**The task**. Set the following entries down again exactly, line by line.

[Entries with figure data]
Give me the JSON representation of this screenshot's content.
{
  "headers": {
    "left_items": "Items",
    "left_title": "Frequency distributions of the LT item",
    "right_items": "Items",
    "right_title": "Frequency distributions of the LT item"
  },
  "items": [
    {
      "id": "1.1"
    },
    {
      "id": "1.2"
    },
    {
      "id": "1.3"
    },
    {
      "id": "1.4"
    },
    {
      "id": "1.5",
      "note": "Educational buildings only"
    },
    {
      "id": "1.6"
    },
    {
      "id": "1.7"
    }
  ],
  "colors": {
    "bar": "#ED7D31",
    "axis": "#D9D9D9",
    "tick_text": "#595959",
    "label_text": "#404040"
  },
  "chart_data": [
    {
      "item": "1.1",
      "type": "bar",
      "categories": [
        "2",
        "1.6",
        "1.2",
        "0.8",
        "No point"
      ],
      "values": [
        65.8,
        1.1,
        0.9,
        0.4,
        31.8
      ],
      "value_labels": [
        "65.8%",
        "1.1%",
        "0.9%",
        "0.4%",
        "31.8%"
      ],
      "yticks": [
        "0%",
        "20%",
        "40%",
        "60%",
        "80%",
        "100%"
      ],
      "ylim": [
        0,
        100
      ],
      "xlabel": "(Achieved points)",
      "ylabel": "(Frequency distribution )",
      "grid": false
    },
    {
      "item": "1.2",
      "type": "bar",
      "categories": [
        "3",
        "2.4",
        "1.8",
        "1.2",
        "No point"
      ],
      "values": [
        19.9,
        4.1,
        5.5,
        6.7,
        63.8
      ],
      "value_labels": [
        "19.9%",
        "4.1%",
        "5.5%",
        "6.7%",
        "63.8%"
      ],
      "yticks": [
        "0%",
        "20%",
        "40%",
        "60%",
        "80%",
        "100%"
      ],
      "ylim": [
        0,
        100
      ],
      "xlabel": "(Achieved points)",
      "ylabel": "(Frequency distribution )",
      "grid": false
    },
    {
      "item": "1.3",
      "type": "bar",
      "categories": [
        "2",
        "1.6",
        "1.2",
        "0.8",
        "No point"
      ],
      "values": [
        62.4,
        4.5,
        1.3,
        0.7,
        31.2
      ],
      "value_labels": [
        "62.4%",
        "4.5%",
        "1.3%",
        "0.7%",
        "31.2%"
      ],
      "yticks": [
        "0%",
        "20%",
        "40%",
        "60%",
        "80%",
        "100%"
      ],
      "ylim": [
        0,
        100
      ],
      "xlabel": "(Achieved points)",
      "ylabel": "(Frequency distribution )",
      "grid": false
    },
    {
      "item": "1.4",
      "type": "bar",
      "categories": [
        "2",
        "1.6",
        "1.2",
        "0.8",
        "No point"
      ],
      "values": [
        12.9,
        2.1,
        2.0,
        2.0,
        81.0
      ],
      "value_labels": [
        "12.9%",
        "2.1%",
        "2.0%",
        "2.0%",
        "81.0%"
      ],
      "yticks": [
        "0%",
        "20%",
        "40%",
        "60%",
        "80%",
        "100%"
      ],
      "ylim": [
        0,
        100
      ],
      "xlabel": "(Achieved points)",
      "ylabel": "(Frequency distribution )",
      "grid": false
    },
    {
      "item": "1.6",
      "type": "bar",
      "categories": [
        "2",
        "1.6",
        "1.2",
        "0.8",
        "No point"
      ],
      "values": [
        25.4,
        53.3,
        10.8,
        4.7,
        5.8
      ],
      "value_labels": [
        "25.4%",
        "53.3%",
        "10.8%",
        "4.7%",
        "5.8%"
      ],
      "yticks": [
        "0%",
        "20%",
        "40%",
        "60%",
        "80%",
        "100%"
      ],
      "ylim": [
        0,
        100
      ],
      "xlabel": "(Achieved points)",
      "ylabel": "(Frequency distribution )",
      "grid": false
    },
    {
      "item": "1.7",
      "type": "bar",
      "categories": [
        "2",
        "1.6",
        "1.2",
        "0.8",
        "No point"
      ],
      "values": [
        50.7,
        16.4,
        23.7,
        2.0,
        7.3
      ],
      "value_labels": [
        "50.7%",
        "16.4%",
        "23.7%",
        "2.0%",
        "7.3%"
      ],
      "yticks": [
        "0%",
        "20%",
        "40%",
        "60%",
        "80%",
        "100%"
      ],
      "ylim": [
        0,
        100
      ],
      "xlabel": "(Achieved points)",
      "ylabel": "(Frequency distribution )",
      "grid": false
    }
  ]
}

**Complete output**.
Give me the JSON representation of this screenshot's content.
{
  "headers": {
    "left_items": "Items",
    "left_title": "Frequency distributions of the LT item",
    "right_items": "Items",
    "right_title": "Frequency distributions of the LT item"
  },
  "items": [
    {
      "id": "1.1"
    },
    {
      "id": "1.2"
    },
    {
      "id": "1.3"
    },
    {
      "id": "1.4"
    },
    {
      "id": "1.5",
      "note": "Educational buildings only"
    },
    {
      "id": "1.6"
    },
    {
      "id": "1.7"
    }
  ],
  "colors": {
    "bar": "#ED7D31",
    "axis": "#D9D9D9",
    "tick_text": "#595959",
    "label_text": "#404040"
  },
  "chart_data": [
    {
      "item": "1.1",
      "type": "bar",
      "categories": [
        "2",
        "1.6",
        "1.2",
        "0.8",
        "No point"
      ],
      "values": [
        65.8,
        1.1,
        0.9,
        0.4,
        31.8
      ],
      "value_labels": [
        "65.8%",
        "1.1%",
        "0.9%",
        "0.4%",
        "31.8%"
      ],
      "yticks": [
        "0%",
        "20%",
        "40%",
        "60%",
        "80%",
        "100%"
      ],
      "ylim": [
        0,
        100
      ],
      "xlabel": "(Achieved points)",
      "ylabel": "(Frequency distribution )",
      "grid": false
    },
    {
      "item": "1.2",
      "type": "bar",
      "categories": [
        "3",
        "2.4",
        "1.8",
        "1.2",
        "No point"
      ],
      "values": [
        19.9,
        4.1,
        5.5,
        6.7,
        63.8
      ],
      "value_labels": [
        "19.9%",
        "4.1%",
        "5.5%",
        "6.7%",
        "63.8%"
      ],
      "yticks": [
        "0%",
        "20%",
        "40%",
        "60%",
        "80%",
        "100%"
      ],
      "ylim": [
        0,
        100
      ],
      "xlabel": "(Achieved points)",
      "ylabel": "(Frequency distribution )",
      "grid": false
    },
    {
      "item": "1.3",
      "type": "bar",
      "categories": [
        "2",
        "1.6",
        "1.2",
        "0.8",
        "No point"
      ],
      "values": [
        62.4,
        4.5,
        1.3,
        0.7,
        31.2
      ],
      "value_labels": [
        "62.4%",
        "4.5%",
        "1.3%",
        "0.7%",
        "31.2%"
      ],
      "yticks": [
        "0%",
        "20%",
        "40%",
        "60%",
        "80%",
        "100%"
      ],
      "ylim": [
        0,
        100
      ],
      "xlabel": "(Achieved points)",
      "ylabel": "(Frequency distribution )",
      "grid": false
    },
    {
      "item": "1.4",
      "type": "bar",
      "categories": [
        "2",
        "1.6",
        "1.2",
        "0.8",
        "No point"
      ],
      "values": [
        12.9,
        2.1,
        2.0,
        2.0,
        81.0
      ],
      "value_labels": [
        "12.9%",
        "2.1%",
        "2.0%",
        "2.0%",
        "81.0%"
      ],
      "yticks": [
        "0%",
        "20%",
        "40%",
        "60%",
        "80%",
        "100%"
      ],
      "ylim": [
        0,
        100
      ],
      "xlabel": "(Achieved points)",
      "ylabel": "(Frequency distribution )",
      "grid": false
    },
    {
      "item": "1.6",
      "type": "bar",
      "categories": [
        "2",
        "1.6",
        "1.2",
        "0.8",
        "No point"
      ],
      "values": [
        25.4,
        53.3,
        10.8,
        4.7,
        5.8
      ],
      "value_labels": [
        "25.4%",
        "53.3%",
        "10.8%",
        "4.7%",
        "5.8%"
      ],
      "yticks": [
        "0%",
        "20%",
        "40%",
        "60%",
        "80%",
        "100%"
      ],
      "ylim": [
        0,
        100
      ],
      "xlabel": "(Achieved points)",
      "ylabel": "(Frequency distribution )",
      "grid": false
    },
    {
      "item": "1.7",
      "type": "bar",
      "categories": [
        "2",
        "1.6",
        "1.2",
        "0.8",
        "No point"
      ],
      "values": [
        50.7,
        16.4,
        23.7,
        2.0,
        7.3
      ],
      "value_labels": [
        "50.7%",
        "16.4%",
        "23.7%",
        "2.0%",
        "7.3%"
      ],
      "yticks": [
        "0%",
        "20%",
        "40%",
        "60%",
        "80%",
        "100%"
      ],
      "ylim": [
        0,
        100
      ],
      "xlabel": "(Achieved points)",
      "ylabel": "(Frequency distribution )",
      "grid": false
    }
  ]
}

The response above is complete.